▶ _What the task requires_
Only the number is wanted: how many lines in the data contain "label"?

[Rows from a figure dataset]
--------------------

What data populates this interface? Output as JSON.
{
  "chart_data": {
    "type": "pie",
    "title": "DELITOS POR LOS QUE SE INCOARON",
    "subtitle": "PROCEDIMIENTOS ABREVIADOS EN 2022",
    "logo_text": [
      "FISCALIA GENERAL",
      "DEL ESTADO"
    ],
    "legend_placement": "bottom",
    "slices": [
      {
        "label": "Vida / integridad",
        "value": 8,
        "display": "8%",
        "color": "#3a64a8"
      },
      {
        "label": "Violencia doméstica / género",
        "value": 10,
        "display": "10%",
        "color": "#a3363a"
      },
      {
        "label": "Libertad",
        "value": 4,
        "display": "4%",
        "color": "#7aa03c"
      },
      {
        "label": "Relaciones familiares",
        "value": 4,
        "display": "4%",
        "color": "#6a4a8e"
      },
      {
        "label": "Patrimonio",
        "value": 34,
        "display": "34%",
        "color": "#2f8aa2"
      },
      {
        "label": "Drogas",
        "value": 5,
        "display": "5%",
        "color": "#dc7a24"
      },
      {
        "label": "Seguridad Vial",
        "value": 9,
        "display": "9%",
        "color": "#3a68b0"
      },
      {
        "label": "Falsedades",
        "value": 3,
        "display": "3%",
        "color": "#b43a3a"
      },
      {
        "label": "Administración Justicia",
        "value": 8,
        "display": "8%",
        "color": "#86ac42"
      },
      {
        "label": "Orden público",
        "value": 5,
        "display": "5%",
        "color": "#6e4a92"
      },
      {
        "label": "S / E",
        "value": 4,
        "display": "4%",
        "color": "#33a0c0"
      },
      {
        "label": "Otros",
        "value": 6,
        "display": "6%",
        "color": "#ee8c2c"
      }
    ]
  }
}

--------------------

▶ _Response_
12